*DIRECTIVE*.
Each line below must be set down exactly; omit any image you find.

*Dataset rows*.

BEGIN

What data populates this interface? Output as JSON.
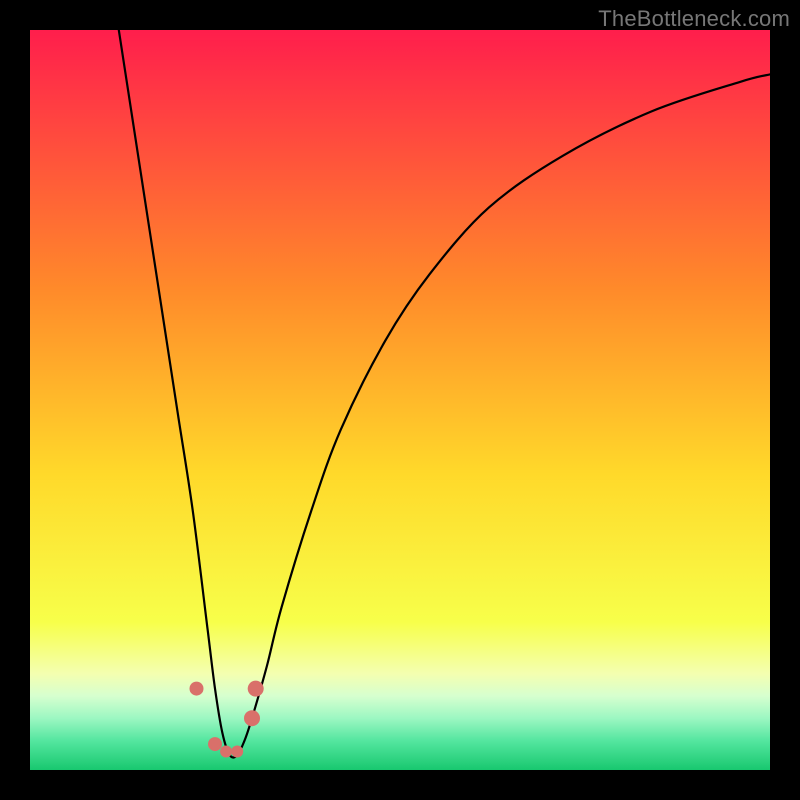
{
  "watermark": "TheBottleneck.com",
  "chart_data": {
    "type": "line",
    "title": "",
    "xlabel": "",
    "ylabel": "",
    "xlim": [
      0,
      100
    ],
    "ylim": [
      0,
      100
    ],
    "grid": false,
    "legend": false,
    "curve": {
      "description": "V-shaped bottleneck curve, minimum near x≈27",
      "x": [
        12,
        14,
        16,
        18,
        20,
        22,
        24,
        25,
        26,
        27,
        28,
        29,
        30,
        32,
        34,
        38,
        42,
        48,
        54,
        62,
        72,
        84,
        96,
        100
      ],
      "y": [
        100,
        87,
        74,
        61,
        48,
        35,
        19,
        11,
        5,
        2,
        2,
        4,
        7,
        14,
        22,
        35,
        46,
        58,
        67,
        76,
        83,
        89,
        93,
        94
      ]
    },
    "gradient_stops": [
      {
        "offset": 0.0,
        "color": "#ff1e4c"
      },
      {
        "offset": 0.35,
        "color": "#ff8a2a"
      },
      {
        "offset": 0.6,
        "color": "#ffd92a"
      },
      {
        "offset": 0.8,
        "color": "#f7ff4a"
      },
      {
        "offset": 0.87,
        "color": "#f4ffb0"
      },
      {
        "offset": 0.9,
        "color": "#d6ffcf"
      },
      {
        "offset": 0.93,
        "color": "#9cf7c2"
      },
      {
        "offset": 0.96,
        "color": "#55e6a0"
      },
      {
        "offset": 1.0,
        "color": "#18c86f"
      }
    ],
    "markers": [
      {
        "x": 22.5,
        "y": 11,
        "r": 7
      },
      {
        "x": 25.0,
        "y": 3.5,
        "r": 7
      },
      {
        "x": 26.5,
        "y": 2.5,
        "r": 6
      },
      {
        "x": 28.0,
        "y": 2.5,
        "r": 6
      },
      {
        "x": 30.0,
        "y": 7.0,
        "r": 8
      },
      {
        "x": 30.5,
        "y": 11.0,
        "r": 8
      }
    ],
    "marker_color": "#d9706a"
  }
}
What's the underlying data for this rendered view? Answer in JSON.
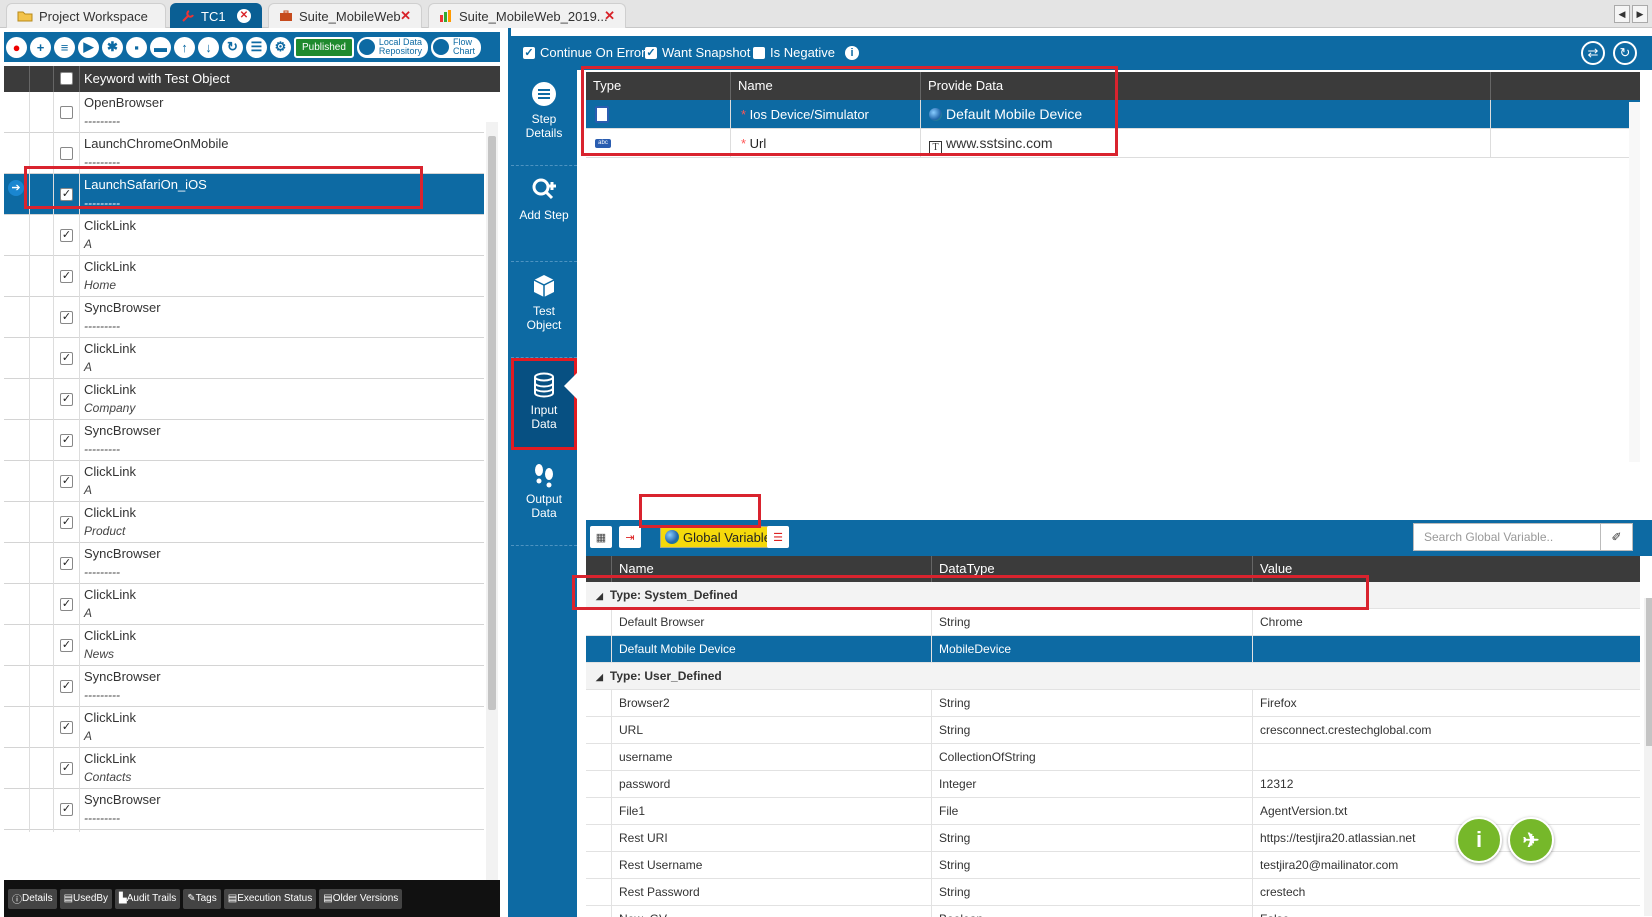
{
  "tabs": [
    {
      "label": "Project Workspace",
      "icon": "folder-icon",
      "active": false
    },
    {
      "label": "TC1",
      "icon": "tool-icon",
      "active": true
    },
    {
      "label": "Suite_MobileWeb",
      "icon": "suitcase-icon",
      "active": false
    },
    {
      "label": "Suite_MobileWeb_2019...",
      "icon": "chart-icon",
      "active": false
    }
  ],
  "left_toolbar": {
    "published": "Published",
    "local_data_line1": "Local Data",
    "local_data_line2": "Repository",
    "flow_line1": "Flow",
    "flow_line2": "Chart"
  },
  "keyword_header": "Keyword with Test Object",
  "keywords": [
    {
      "name": "OpenBrowser",
      "object": "---------",
      "checked": false
    },
    {
      "name": "LaunchChromeOnMobile",
      "object": "---------",
      "checked": false
    },
    {
      "name": "LaunchSafariOn_iOS",
      "object": "---------",
      "checked": true,
      "selected": true
    },
    {
      "name": "ClickLink",
      "object": "A",
      "checked": true
    },
    {
      "name": "ClickLink",
      "object": "Home",
      "checked": true
    },
    {
      "name": "SyncBrowser",
      "object": "---------",
      "checked": true
    },
    {
      "name": "ClickLink",
      "object": "A",
      "checked": true
    },
    {
      "name": "ClickLink",
      "object": "Company",
      "checked": true
    },
    {
      "name": "SyncBrowser",
      "object": "---------",
      "checked": true
    },
    {
      "name": "ClickLink",
      "object": "A",
      "checked": true
    },
    {
      "name": "ClickLink",
      "object": "Product",
      "checked": true
    },
    {
      "name": "SyncBrowser",
      "object": "---------",
      "checked": true
    },
    {
      "name": "ClickLink",
      "object": "A",
      "checked": true
    },
    {
      "name": "ClickLink",
      "object": "News",
      "checked": true
    },
    {
      "name": "SyncBrowser",
      "object": "---------",
      "checked": true
    },
    {
      "name": "ClickLink",
      "object": "A",
      "checked": true
    },
    {
      "name": "ClickLink",
      "object": "Contacts",
      "checked": true
    },
    {
      "name": "SyncBrowser",
      "object": "---------",
      "checked": true
    }
  ],
  "bottom_buttons": [
    "Details",
    "UsedBy",
    "Audit Trails",
    "Tags",
    "Execution Status",
    "Older Versions"
  ],
  "options": {
    "continue_on_error": "Continue On Error",
    "want_snapshot": "Want Snapshot",
    "is_negative": "Is Negative"
  },
  "side_menu": [
    {
      "line1": "Step",
      "line2": "Details"
    },
    {
      "line1": "Add Step",
      "line2": ""
    },
    {
      "line1": "Test",
      "line2": "Object"
    },
    {
      "line1": "Input",
      "line2": "Data"
    },
    {
      "line1": "Output",
      "line2": "Data"
    }
  ],
  "input_table": {
    "headers": [
      "Type",
      "Name",
      "Provide Data"
    ],
    "rows": [
      {
        "name": "Ios Device/Simulator",
        "data": "Default Mobile Device",
        "selected": true
      },
      {
        "name": "Url",
        "data": "www.sstsinc.com",
        "selected": false
      }
    ]
  },
  "global": {
    "button": "Global Variable",
    "search_placeholder": "Search Global Variable..",
    "headers": [
      "Name",
      "DataType",
      "Value"
    ],
    "group1": "Type: System_Defined",
    "system": [
      {
        "name": "Default Browser",
        "type": "String",
        "value": "Chrome"
      },
      {
        "name": "Default Mobile Device",
        "type": "MobileDevice",
        "value": "",
        "selected": true
      }
    ],
    "group2": "Type: User_Defined",
    "user": [
      {
        "name": "Browser2",
        "type": "String",
        "value": "Firefox"
      },
      {
        "name": "URL",
        "type": "String",
        "value": "cresconnect.crestechglobal.com"
      },
      {
        "name": "username",
        "type": "CollectionOfString",
        "value": ""
      },
      {
        "name": "password",
        "type": "Integer",
        "value": "12312"
      },
      {
        "name": "File1",
        "type": "File",
        "value": "AgentVersion.txt"
      },
      {
        "name": "Rest URI",
        "type": "String",
        "value": "https://testjira20.atlassian.net"
      },
      {
        "name": "Rest Username",
        "type": "String",
        "value": "testjira20@mailinator.com"
      },
      {
        "name": "Rest Password",
        "type": "String",
        "value": "crestech"
      },
      {
        "name": "New_GV",
        "type": "Boolean",
        "value": "False"
      }
    ]
  },
  "colors": {
    "primary": "#0d6aa3",
    "highlight": "#d9232e",
    "accent": "#76b82a"
  }
}
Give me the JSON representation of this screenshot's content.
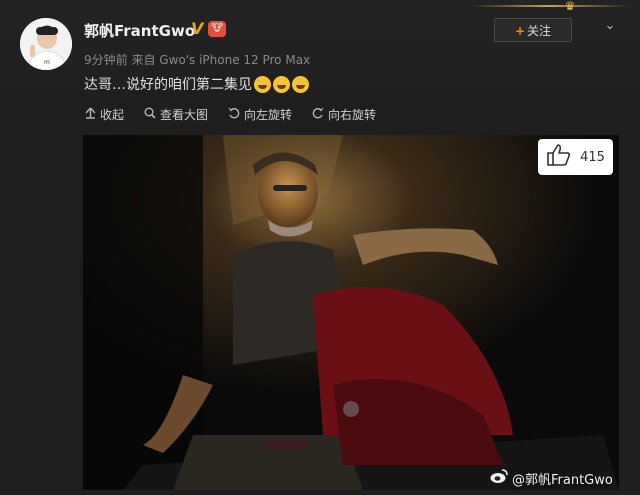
{
  "header": {
    "username": "郭帆FrantGwo",
    "verified_mark": "V",
    "badge_text": "🐮",
    "meta": "9分钟前 来自 Gwo's iPhone 12 Pro Max",
    "follow_label": "关注",
    "follow_plus": "+",
    "chevron": "⌄",
    "crown": "♛"
  },
  "post": {
    "text": "达哥…说好的咱们第二集见"
  },
  "toolbar": {
    "collapse": "收起",
    "view_large": "查看大图",
    "rotate_left": "向左旋转",
    "rotate_right": "向右旋转"
  },
  "image": {
    "likes": "415",
    "watermark": "@郭帆FrantGwo"
  },
  "icons": {
    "collapse": "collapse-icon",
    "search": "search-icon",
    "rotate_left": "rotate-left-icon",
    "rotate_right": "rotate-right-icon",
    "thumb": "thumbs-up-icon",
    "weibo": "weibo-logo-icon"
  },
  "colors": {
    "background": "#1e1e1e",
    "accent": "#ff8200",
    "verified": "#f2a90c"
  }
}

END

*COMPLETED TASK*.
What data populates this interface? Output as JSON.
{
  "watermark": "TheBottleneck.com",
  "chart_data": {
    "type": "line",
    "title": "",
    "xlabel": "",
    "ylabel": "",
    "xlim": [
      0,
      100
    ],
    "ylim": [
      0,
      100
    ],
    "grid": false,
    "legend": false,
    "curve": {
      "description": "V-shaped bottleneck curve, minimum near x≈27",
      "x": [
        12,
        14,
        16,
        18,
        20,
        22,
        24,
        25,
        26,
        27,
        28,
        29,
        30,
        32,
        34,
        38,
        42,
        48,
        54,
        62,
        72,
        84,
        96,
        100
      ],
      "y": [
        100,
        87,
        74,
        61,
        48,
        35,
        19,
        11,
        5,
        2,
        2,
        4,
        7,
        14,
        22,
        35,
        46,
        58,
        67,
        76,
        83,
        89,
        93,
        94
      ]
    },
    "gradient_stops": [
      {
        "offset": 0.0,
        "color": "#ff1e4c"
      },
      {
        "offset": 0.35,
        "color": "#ff8a2a"
      },
      {
        "offset": 0.6,
        "color": "#ffd92a"
      },
      {
        "offset": 0.8,
        "color": "#f7ff4a"
      },
      {
        "offset": 0.87,
        "color": "#f4ffb0"
      },
      {
        "offset": 0.9,
        "color": "#d6ffcf"
      },
      {
        "offset": 0.93,
        "color": "#9cf7c2"
      },
      {
        "offset": 0.96,
        "color": "#55e6a0"
      },
      {
        "offset": 1.0,
        "color": "#18c86f"
      }
    ],
    "markers": [
      {
        "x": 22.5,
        "y": 11,
        "r": 7
      },
      {
        "x": 25.0,
        "y": 3.5,
        "r": 7
      },
      {
        "x": 26.5,
        "y": 2.5,
        "r": 6
      },
      {
        "x": 28.0,
        "y": 2.5,
        "r": 6
      },
      {
        "x": 30.0,
        "y": 7.0,
        "r": 8
      },
      {
        "x": 30.5,
        "y": 11.0,
        "r": 8
      }
    ],
    "marker_color": "#d9706a"
  }
}
What's the underlying data for this rendered view? Answer in JSON.
{
  "tabs": [
    {
      "label": "Project Workspace",
      "icon": "folder-icon",
      "active": false
    },
    {
      "label": "TC1",
      "icon": "tool-icon",
      "active": true
    },
    {
      "label": "Suite_MobileWeb",
      "icon": "suitcase-icon",
      "active": false
    },
    {
      "label": "Suite_MobileWeb_2019...",
      "icon": "chart-icon",
      "active": false
    }
  ],
  "left_toolbar": {
    "published": "Published",
    "local_data_line1": "Local Data",
    "local_data_line2": "Repository",
    "flow_line1": "Flow",
    "flow_line2": "Chart"
  },
  "keyword_header": "Keyword with Test Object",
  "keywords": [
    {
      "name": "OpenBrowser",
      "object": "---------",
      "checked": false
    },
    {
      "name": "LaunchChromeOnMobile",
      "object": "---------",
      "checked": false
    },
    {
      "name": "LaunchSafariOn_iOS",
      "object": "---------",
      "checked": true,
      "selected": true
    },
    {
      "name": "ClickLink",
      "object": "A",
      "checked": true
    },
    {
      "name": "ClickLink",
      "object": "Home",
      "checked": true
    },
    {
      "name": "SyncBrowser",
      "object": "---------",
      "checked": true
    },
    {
      "name": "ClickLink",
      "object": "A",
      "checked": true
    },
    {
      "name": "ClickLink",
      "object": "Company",
      "checked": true
    },
    {
      "name": "SyncBrowser",
      "object": "---------",
      "checked": true
    },
    {
      "name": "ClickLink",
      "object": "A",
      "checked": true
    },
    {
      "name": "ClickLink",
      "object": "Product",
      "checked": true
    },
    {
      "name": "SyncBrowser",
      "object": "---------",
      "checked": true
    },
    {
      "name": "ClickLink",
      "object": "A",
      "checked": true
    },
    {
      "name": "ClickLink",
      "object": "News",
      "checked": true
    },
    {
      "name": "SyncBrowser",
      "object": "---------",
      "checked": true
    },
    {
      "name": "ClickLink",
      "object": "A",
      "checked": true
    },
    {
      "name": "ClickLink",
      "object": "Contacts",
      "checked": true
    },
    {
      "name": "SyncBrowser",
      "object": "---------",
      "checked": true
    }
  ],
  "bottom_buttons": [
    "Details",
    "UsedBy",
    "Audit Trails",
    "Tags",
    "Execution Status",
    "Older Versions"
  ],
  "options": {
    "continue_on_error": "Continue On Error",
    "want_snapshot": "Want Snapshot",
    "is_negative": "Is Negative"
  },
  "side_menu": [
    {
      "line1": "Step",
      "line2": "Details"
    },
    {
      "line1": "Add Step",
      "line2": ""
    },
    {
      "line1": "Test",
      "line2": "Object"
    },
    {
      "line1": "Input",
      "line2": "Data"
    },
    {
      "line1": "Output",
      "line2": "Data"
    }
  ],
  "input_table": {
    "headers": [
      "Type",
      "Name",
      "Provide Data"
    ],
    "rows": [
      {
        "name": "Ios Device/Simulator",
        "data": "Default Mobile Device",
        "selected": true
      },
      {
        "name": "Url",
        "data": "www.sstsinc.com",
        "selected": false
      }
    ]
  },
  "global": {
    "button": "Global Variable",
    "search_placeholder": "Search Global Variable..",
    "headers": [
      "Name",
      "DataType",
      "Value"
    ],
    "group1": "Type: System_Defined",
    "system": [
      {
        "name": "Default Browser",
        "type": "String",
        "value": "Chrome"
      },
      {
        "name": "Default Mobile Device",
        "type": "MobileDevice",
        "value": "",
        "selected": true
      }
    ],
    "group2": "Type: User_Defined",
    "user": [
      {
        "name": "Browser2",
        "type": "String",
        "value": "Firefox"
      },
      {
        "name": "URL",
        "type": "String",
        "value": "cresconnect.crestechglobal.com"
      },
      {
        "name": "username",
        "type": "CollectionOfString",
        "value": ""
      },
      {
        "name": "password",
        "type": "Integer",
        "value": "12312"
      },
      {
        "name": "File1",
        "type": "File",
        "value": "AgentVersion.txt"
      },
      {
        "name": "Rest URI",
        "type": "String",
        "value": "https://testjira20.atlassian.net"
      },
      {
        "name": "Rest Username",
        "type": "String",
        "value": "testjira20@mailinator.com"
      },
      {
        "name": "Rest Password",
        "type": "String",
        "value": "crestech"
      },
      {
        "name": "New_GV",
        "type": "Boolean",
        "value": "False"
      }
    ]
  },
  "colors": {
    "primary": "#0d6aa3",
    "highlight": "#d9232e",
    "accent": "#76b82a"
  }
}
Give me the JSON representation of this screenshot's content.
{
  "header": {
    "username": "郭帆FrantGwo",
    "verified_mark": "V",
    "badge_text": "🐮",
    "meta": "9分钟前 来自 Gwo's iPhone 12 Pro Max",
    "follow_label": "关注",
    "follow_plus": "+",
    "chevron": "⌄",
    "crown": "♛"
  },
  "post": {
    "text": "达哥…说好的咱们第二集见"
  },
  "toolbar": {
    "collapse": "收起",
    "view_large": "查看大图",
    "rotate_left": "向左旋转",
    "rotate_right": "向右旋转"
  },
  "image": {
    "likes": "415",
    "watermark": "@郭帆FrantGwo"
  },
  "icons": {
    "collapse": "collapse-icon",
    "search": "search-icon",
    "rotate_left": "rotate-left-icon",
    "rotate_right": "rotate-right-icon",
    "thumb": "thumbs-up-icon",
    "weibo": "weibo-logo-icon"
  },
  "colors": {
    "background": "#1e1e1e",
    "accent": "#ff8200",
    "verified": "#f2a90c"
  }
}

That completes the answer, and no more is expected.